Extract the data exactly, missing nothing.

Start of RECORDS SUPPLIED

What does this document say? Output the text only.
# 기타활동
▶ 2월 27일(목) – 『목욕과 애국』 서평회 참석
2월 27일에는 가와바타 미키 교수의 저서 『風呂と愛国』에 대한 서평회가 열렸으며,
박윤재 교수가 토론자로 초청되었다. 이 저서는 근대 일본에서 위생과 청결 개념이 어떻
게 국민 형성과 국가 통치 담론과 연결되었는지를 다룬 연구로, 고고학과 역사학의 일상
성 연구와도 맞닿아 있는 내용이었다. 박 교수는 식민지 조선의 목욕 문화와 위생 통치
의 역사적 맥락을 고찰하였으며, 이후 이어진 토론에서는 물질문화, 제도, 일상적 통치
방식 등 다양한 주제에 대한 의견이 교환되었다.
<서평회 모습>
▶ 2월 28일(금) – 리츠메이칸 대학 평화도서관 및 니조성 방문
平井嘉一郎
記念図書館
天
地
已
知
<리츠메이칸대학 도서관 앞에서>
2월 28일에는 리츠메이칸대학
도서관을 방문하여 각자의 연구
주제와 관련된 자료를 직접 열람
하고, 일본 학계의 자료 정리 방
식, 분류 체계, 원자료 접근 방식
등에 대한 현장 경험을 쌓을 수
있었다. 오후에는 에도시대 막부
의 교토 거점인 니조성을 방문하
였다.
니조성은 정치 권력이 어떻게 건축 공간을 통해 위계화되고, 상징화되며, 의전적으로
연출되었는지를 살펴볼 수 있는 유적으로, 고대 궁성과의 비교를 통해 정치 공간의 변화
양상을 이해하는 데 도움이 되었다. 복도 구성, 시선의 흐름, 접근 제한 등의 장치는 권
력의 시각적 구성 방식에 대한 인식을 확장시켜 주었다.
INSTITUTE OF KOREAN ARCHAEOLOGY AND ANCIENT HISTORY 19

End of RECORDS SUPPLIED

**RESULT OF THIS EXERCISE**
What does this document say? Output the text only.
# 기타활동
▶ 2월 27일(목) – 『목욕과 애국』 서평회 참석
2월 27일에는 가와바타 미키 교수의 저서 『風呂と愛国』에 대한 서평회가 열렸으며,
박윤재 교수가 토론자로 초청되었다. 이 저서는 근대 일본에서 위생과 청결 개념이 어떻
게 국민 형성과 국가 통치 담론과 연결되었는지를 다룬 연구로, 고고학과 역사학의 일상
성 연구와도 맞닿아 있는 내용이었다. 박 교수는 식민지 조선의 목욕 문화와 위생 통치
의 역사적 맥락을 고찰하였으며, 이후 이어진 토론에서는 물질문화, 제도, 일상적 통치
방식 등 다양한 주제에 대한 의견이 교환되었다.
<서평회 모습>
▶ 2월 28일(금) – 리츠메이칸 대학 평화도서관 및 니조성 방문
平井嘉一郎
記念図書館
天
地
已
知
<리츠메이칸대학 도서관 앞에서>
2월 28일에는 리츠메이칸대학
도서관을 방문하여 각자의 연구
주제와 관련된 자료를 직접 열람
하고, 일본 학계의 자료 정리 방
식, 분류 체계, 원자료 접근 방식
등에 대한 현장 경험을 쌓을 수
있었다. 오후에는 에도시대 막부
의 교토 거점인 니조성을 방문하
였다.
니조성은 정치 권력이 어떻게 건축 공간을 통해 위계화되고, 상징화되며, 의전적으로
연출되었는지를 살펴볼 수 있는 유적으로, 고대 궁성과의 비교를 통해 정치 공간의 변화
양상을 이해하는 데 도움이 되었다. 복도 구성, 시선의 흐름, 접근 제한 등의 장치는 권
력의 시각적 구성 방식에 대한 인식을 확장시켜 주었다.
INSTITUTE OF KOREAN ARCHAEOLOGY AND ANCIENT HISTORY 19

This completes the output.